#### FRAGMENTO:
☆ ☆ ☆ ☆ ☆

Recuerdos de la SAFA: El “Grand Tour” del 67

 El “Grand Tour” del 67

(“Grand Tour”: Dícese del largo viaje que realizaban los jóvenes aristócratas británicos de los siglos XVII y XVIII por toda Europa, especialmente Francia e Italia.)

Antes de los exámenes trimestrales previos a las vacaciones de Navidad, nos reunieron en el aula de estudio nuestros tutores, el Padre Oviedo y D. Bernardo, y nos propusieron algo que primero nos sorprendió y luego nos entusiasmó: hacer un viaje de fin de curso por algunas ciudades de Andalucía. Así, a bote pronto, nos pareció un regalo divino: la mayoría de nosotros no había hecho más viaje digno de tal nombre que de nuestro pueblo a Úbeda. Llenos de entusiasmo, apenas acertamos a preguntarles más detalles, pero ellos lo traían todo muy pensado. Nos lo decían en ese momento por dos razones: para que recabásemos la autorización de nuestras familias en las vacaciones y para que empezásemos a organizar los detalles; sobre todo, la financiación. Lo primero, cosa fácil: la mayoría volvimos de las vacaciones con un permiso firmado. Bueno, algunos no lo trajeron y discretamente no quisimos preguntar el porqué (ya suponíamos que las disponibilidades económicas de muchos no estaban para tales dispendios), pero pronto nos juntamos una cincuentena de entusiastas viajeros.

Entusiasmo a la ida y cansancio a la vuelta. Obsérvese la fila central de sillas en el pasillo.

Lo primero, el coste. D. Bernardo propuso que, para facilitar el desembolso a las familias y evitar tener que hacerlo en un solo pago, cada mes aportásemos una cuota a la medida de las posibilidades de cada cual y calculó como adecuada la cantidad de 50 pesetas mensuales. No era cantidad pequeña: esa era la asignación que mi casa me mandaba cada mes para todos mis gastos. Pero dos duros arriba o dos duros abajo, todos fuimos aportando lo que podíamos. El P. Oviedo me encargó que llevase la contabilidad de las cuotas, con no poco susto por mi parte.

☆ ☆ ☆ ☆ ☆

#### EJERCICIO:
Cita textualmente el pasaje del relato sobre el «Grand Tour» del 67 que empieza con "Recuerdos de la" y sigue hasta "Francia e Italia.)".

#### EXTRACTO DE DATOS:
☆ ☆ ☆ ☆ ☆

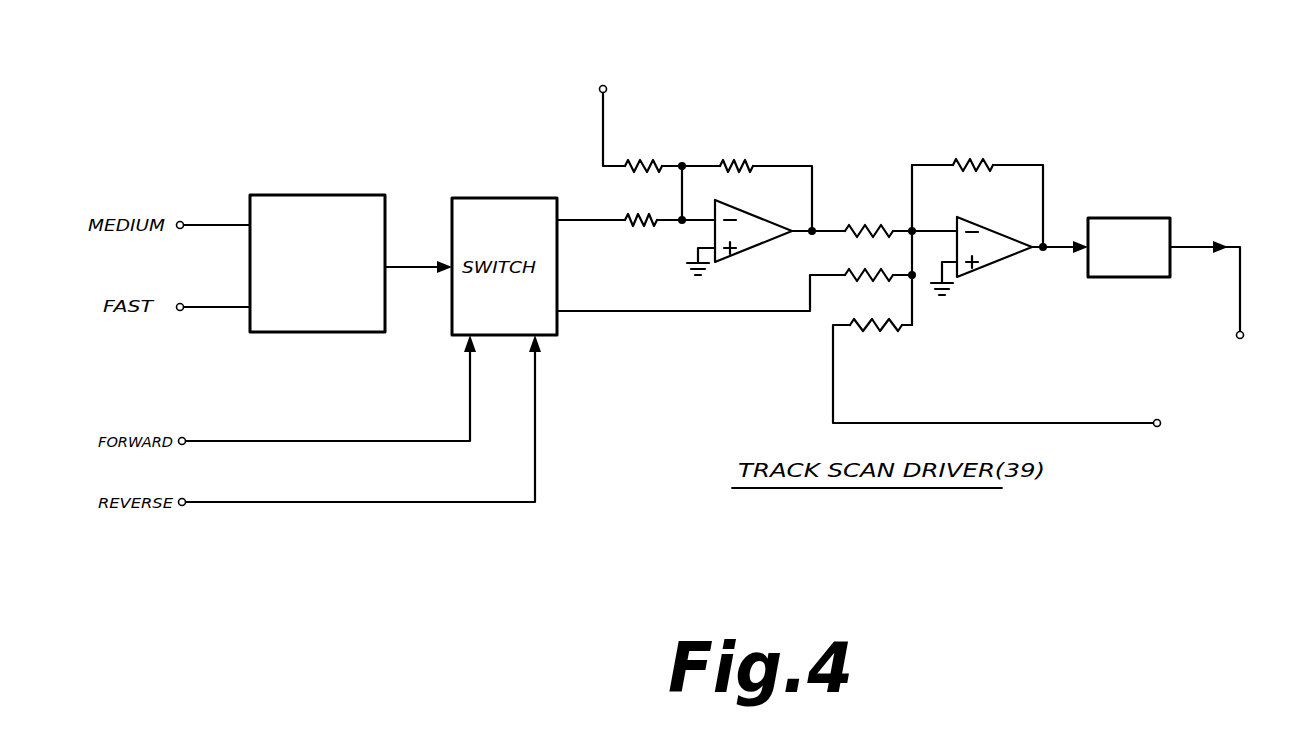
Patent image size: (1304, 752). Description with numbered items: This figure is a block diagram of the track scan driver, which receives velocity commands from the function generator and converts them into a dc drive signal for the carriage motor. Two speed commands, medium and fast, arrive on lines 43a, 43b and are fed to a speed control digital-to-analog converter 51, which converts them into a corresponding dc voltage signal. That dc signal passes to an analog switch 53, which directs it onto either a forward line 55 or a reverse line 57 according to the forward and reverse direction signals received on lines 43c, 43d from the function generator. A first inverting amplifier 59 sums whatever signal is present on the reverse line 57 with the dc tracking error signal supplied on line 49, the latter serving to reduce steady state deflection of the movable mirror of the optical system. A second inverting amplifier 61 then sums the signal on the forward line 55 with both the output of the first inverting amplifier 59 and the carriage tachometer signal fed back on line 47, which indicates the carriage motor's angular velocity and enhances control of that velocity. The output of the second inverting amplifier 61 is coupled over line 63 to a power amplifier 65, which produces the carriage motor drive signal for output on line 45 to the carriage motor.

☆ ☆ ☆ ☆ ☆

#### SOLUCIÓN:
Recuerdos de la SAFA: El “Grand Tour” del 67

 El “Grand Tour” del 67

(“Grand Tour”: Dícese del largo viaje que realizaban los jóvenes aristócratas británicos de los siglos XVII y XVIII por toda Europa, especialmente Francia e Italia.)